[Dataset records on visual material]
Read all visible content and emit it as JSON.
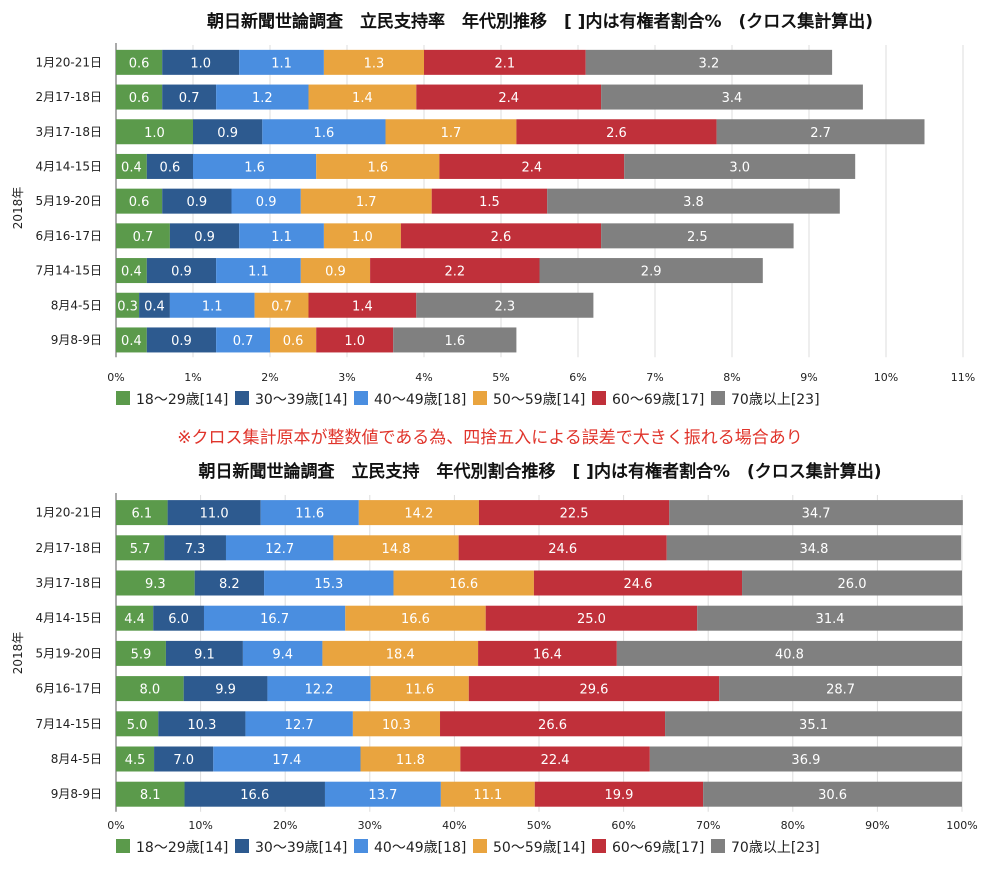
{
  "note": "※クロス集計原本が整数値である為、四捨五入による誤差で大きく振れる場合あり",
  "colors": [
    "#5b9a4b",
    "#2d5a8f",
    "#4a8ee0",
    "#e9a43f",
    "#c0303a",
    "#808080"
  ],
  "chart_data": [
    {
      "type": "bar",
      "orientation": "horizontal",
      "stacked": true,
      "title": "朝日新聞世論調査　立民支持率　年代別推移　[ ]内は有権者割合%　(クロス集計算出)",
      "ylabel": "2018年",
      "xlim": [
        0,
        11
      ],
      "ticks": [
        "0%",
        "1%",
        "2%",
        "3%",
        "4%",
        "5%",
        "6%",
        "7%",
        "8%",
        "9%",
        "10%",
        "11%"
      ],
      "grid": true,
      "legend_position": "bottom",
      "categories": [
        "1月20-21日",
        "2月17-18日",
        "3月17-18日",
        "4月14-15日",
        "5月19-20日",
        "6月16-17日",
        "7月14-15日",
        "8月4-5日",
        "9月8-9日"
      ],
      "series": [
        {
          "name": "18〜29歳[14]",
          "values": [
            0.6,
            0.6,
            1.0,
            0.4,
            0.6,
            0.7,
            0.4,
            0.3,
            0.4
          ]
        },
        {
          "name": "30〜39歳[14]",
          "values": [
            1.0,
            0.7,
            0.9,
            0.6,
            0.9,
            0.9,
            0.9,
            0.4,
            0.9
          ]
        },
        {
          "name": "40〜49歳[18]",
          "values": [
            1.1,
            1.2,
            1.6,
            1.6,
            0.9,
            1.1,
            1.1,
            1.1,
            0.7
          ]
        },
        {
          "name": "50〜59歳[14]",
          "values": [
            1.3,
            1.4,
            1.7,
            1.6,
            1.7,
            1.0,
            0.9,
            0.7,
            0.6
          ]
        },
        {
          "name": "60〜69歳[17]",
          "values": [
            2.1,
            2.4,
            2.6,
            2.4,
            1.5,
            2.6,
            2.2,
            1.4,
            1.0
          ]
        },
        {
          "name": "70歳以上[23]",
          "values": [
            3.2,
            3.4,
            2.7,
            3.0,
            3.8,
            2.5,
            2.9,
            2.3,
            1.6
          ]
        }
      ]
    },
    {
      "type": "bar",
      "orientation": "horizontal",
      "stacked": true,
      "title": "朝日新聞世論調査　立民支持　年代別割合推移　[ ]内は有権者割合%　(クロス集計算出)",
      "ylabel": "2018年",
      "xlim": [
        0,
        100
      ],
      "ticks": [
        "0%",
        "10%",
        "20%",
        "30%",
        "40%",
        "50%",
        "60%",
        "70%",
        "80%",
        "90%",
        "100%"
      ],
      "grid": true,
      "legend_position": "bottom",
      "categories": [
        "1月20-21日",
        "2月17-18日",
        "3月17-18日",
        "4月14-15日",
        "5月19-20日",
        "6月16-17日",
        "7月14-15日",
        "8月4-5日",
        "9月8-9日"
      ],
      "series": [
        {
          "name": "18〜29歳[14]",
          "values": [
            6.1,
            5.7,
            9.3,
            4.4,
            5.9,
            8.0,
            5.0,
            4.5,
            8.1
          ]
        },
        {
          "name": "30〜39歳[14]",
          "values": [
            11.0,
            7.3,
            8.2,
            6.0,
            9.1,
            9.9,
            10.3,
            7.0,
            16.6
          ]
        },
        {
          "name": "40〜49歳[18]",
          "values": [
            11.6,
            12.7,
            15.3,
            16.7,
            9.4,
            12.2,
            12.7,
            17.4,
            13.7
          ]
        },
        {
          "name": "50〜59歳[14]",
          "values": [
            14.2,
            14.8,
            16.6,
            16.6,
            18.4,
            11.6,
            10.3,
            11.8,
            11.1
          ]
        },
        {
          "name": "60〜69歳[17]",
          "values": [
            22.5,
            24.6,
            24.6,
            25.0,
            16.4,
            29.6,
            26.6,
            22.4,
            19.9
          ]
        },
        {
          "name": "70歳以上[23]",
          "values": [
            34.7,
            34.8,
            26.0,
            31.4,
            40.8,
            28.7,
            35.1,
            36.9,
            30.6
          ]
        }
      ]
    }
  ]
}
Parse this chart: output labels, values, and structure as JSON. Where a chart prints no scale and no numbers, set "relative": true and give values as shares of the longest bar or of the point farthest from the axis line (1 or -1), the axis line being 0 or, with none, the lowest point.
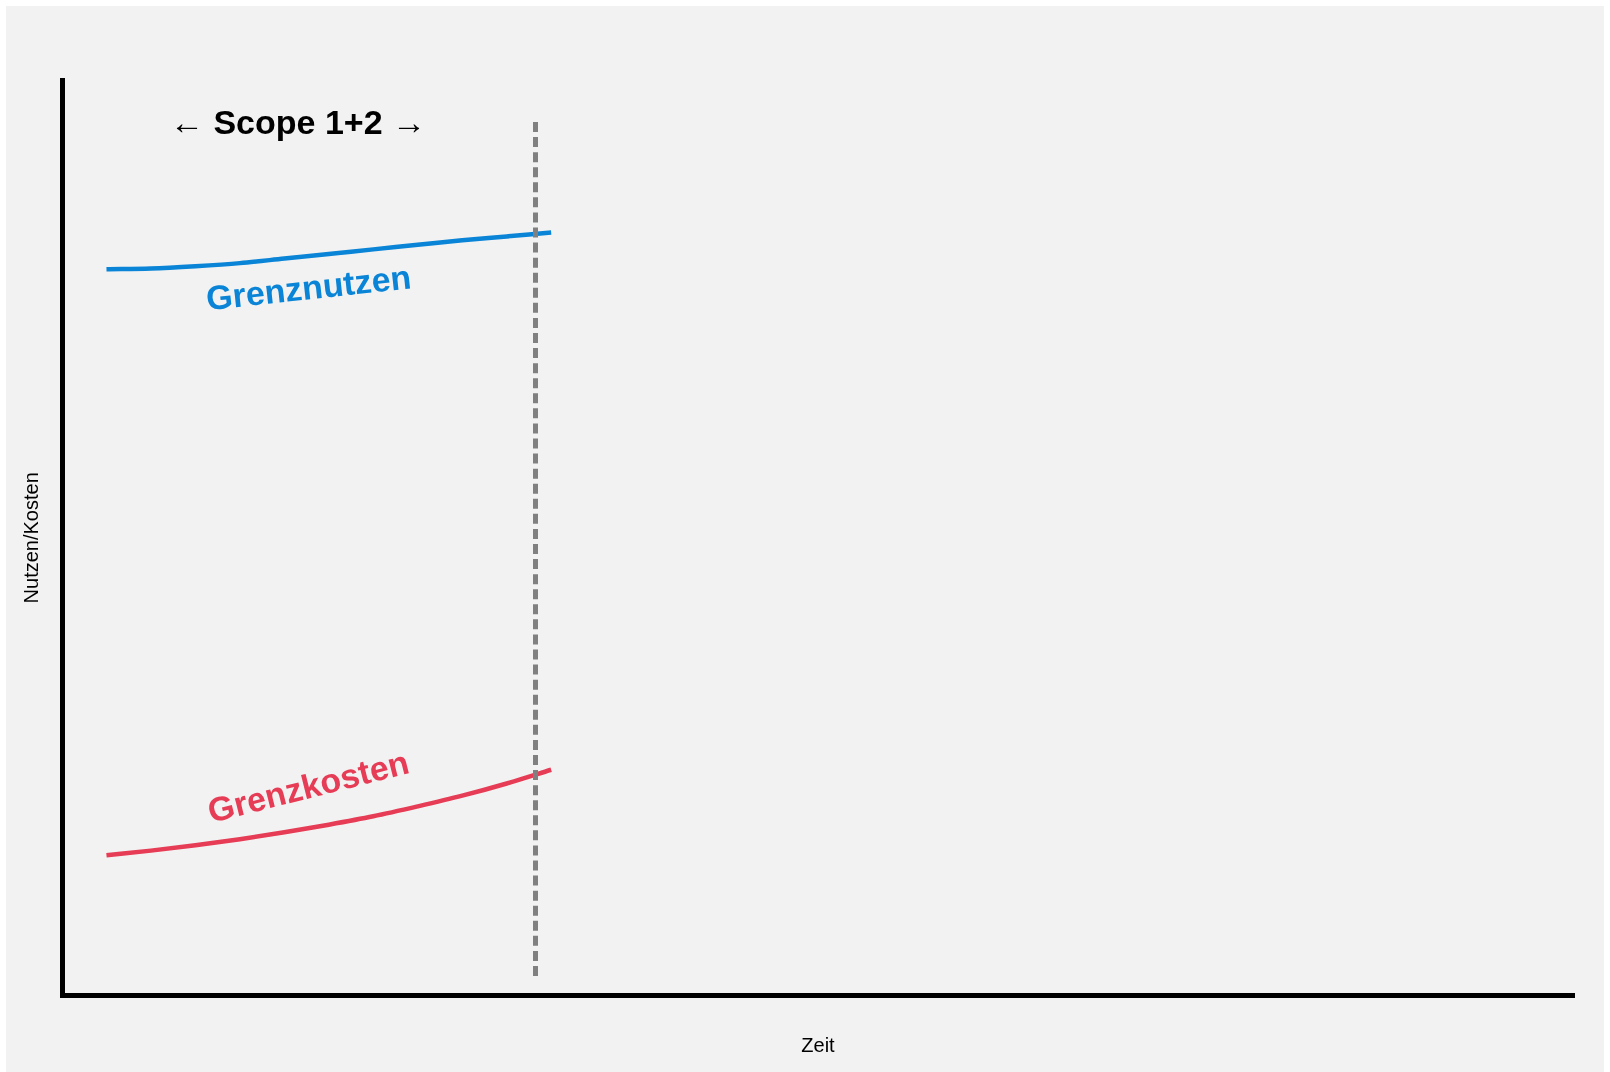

■ Problem: Give the number of lines in the listing above that hold the string "title", with nothing else.

■ Answer to this exercise: 2